## Task details:
Find the line containing "Enumerate this screenshot's". Retype it and every line after it through the end of the entries, exactly as written, with nothing added.

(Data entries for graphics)
++++
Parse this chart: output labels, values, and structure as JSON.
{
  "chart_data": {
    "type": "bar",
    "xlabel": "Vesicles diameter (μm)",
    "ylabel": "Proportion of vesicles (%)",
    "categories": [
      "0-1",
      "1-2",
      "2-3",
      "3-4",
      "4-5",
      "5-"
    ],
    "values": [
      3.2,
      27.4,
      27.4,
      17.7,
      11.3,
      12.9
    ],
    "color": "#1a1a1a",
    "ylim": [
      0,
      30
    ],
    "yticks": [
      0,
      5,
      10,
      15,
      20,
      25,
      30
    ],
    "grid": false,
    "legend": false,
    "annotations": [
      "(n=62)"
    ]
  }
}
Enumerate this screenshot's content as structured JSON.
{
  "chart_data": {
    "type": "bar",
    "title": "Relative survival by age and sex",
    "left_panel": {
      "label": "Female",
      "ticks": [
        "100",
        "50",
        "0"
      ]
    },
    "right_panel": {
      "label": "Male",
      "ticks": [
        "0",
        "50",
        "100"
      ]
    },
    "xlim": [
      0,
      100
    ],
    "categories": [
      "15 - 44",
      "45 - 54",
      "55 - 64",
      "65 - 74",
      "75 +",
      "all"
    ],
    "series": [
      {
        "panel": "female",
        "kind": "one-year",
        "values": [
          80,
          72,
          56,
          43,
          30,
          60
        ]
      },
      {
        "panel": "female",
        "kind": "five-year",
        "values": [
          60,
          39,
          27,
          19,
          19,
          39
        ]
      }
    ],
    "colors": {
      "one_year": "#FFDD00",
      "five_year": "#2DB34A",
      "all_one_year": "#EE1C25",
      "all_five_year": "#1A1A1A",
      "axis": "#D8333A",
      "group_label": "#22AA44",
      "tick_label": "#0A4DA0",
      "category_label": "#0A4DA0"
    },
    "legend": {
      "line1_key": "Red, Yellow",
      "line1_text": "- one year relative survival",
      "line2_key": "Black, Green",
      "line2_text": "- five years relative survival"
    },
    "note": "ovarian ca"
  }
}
++++
## Final result:
Enumerate this screenshot's content as structured JSON.
{
  "chart_data": {
    "type": "bar",
    "title": "Relative survival by age and sex",
    "left_panel": {
      "label": "Female",
      "ticks": [
        "100",
        "50",
        "0"
      ]
    },
    "right_panel": {
      "label": "Male",
      "ticks": [
        "0",
        "50",
        "100"
      ]
    },
    "xlim": [
      0,
      100
    ],
    "categories": [
      "15 - 44",
      "45 - 54",
      "55 - 64",
      "65 - 74",
      "75 +",
      "all"
    ],
    "series": [
      {
        "panel": "female",
        "kind": "one-year",
        "values": [
          80,
          72,
          56,
          43,
          30,
          60
        ]
      },
      {
        "panel": "female",
        "kind": "five-year",
        "values": [
          60,
          39,
          27,
          19,
          19,
          39
        ]
      }
    ],
    "colors": {
      "one_year": "#FFDD00",
      "five_year": "#2DB34A",
      "all_one_year": "#EE1C25",
      "all_five_year": "#1A1A1A",
      "axis": "#D8333A",
      "group_label": "#22AA44",
      "tick_label": "#0A4DA0",
      "category_label": "#0A4DA0"
    },
    "legend": {
      "line1_key": "Red, Yellow",
      "line1_text": "- one year relative survival",
      "line2_key": "Black, Green",
      "line2_text": "- five years relative survival"
    },
    "note": "ovarian ca"
  }
}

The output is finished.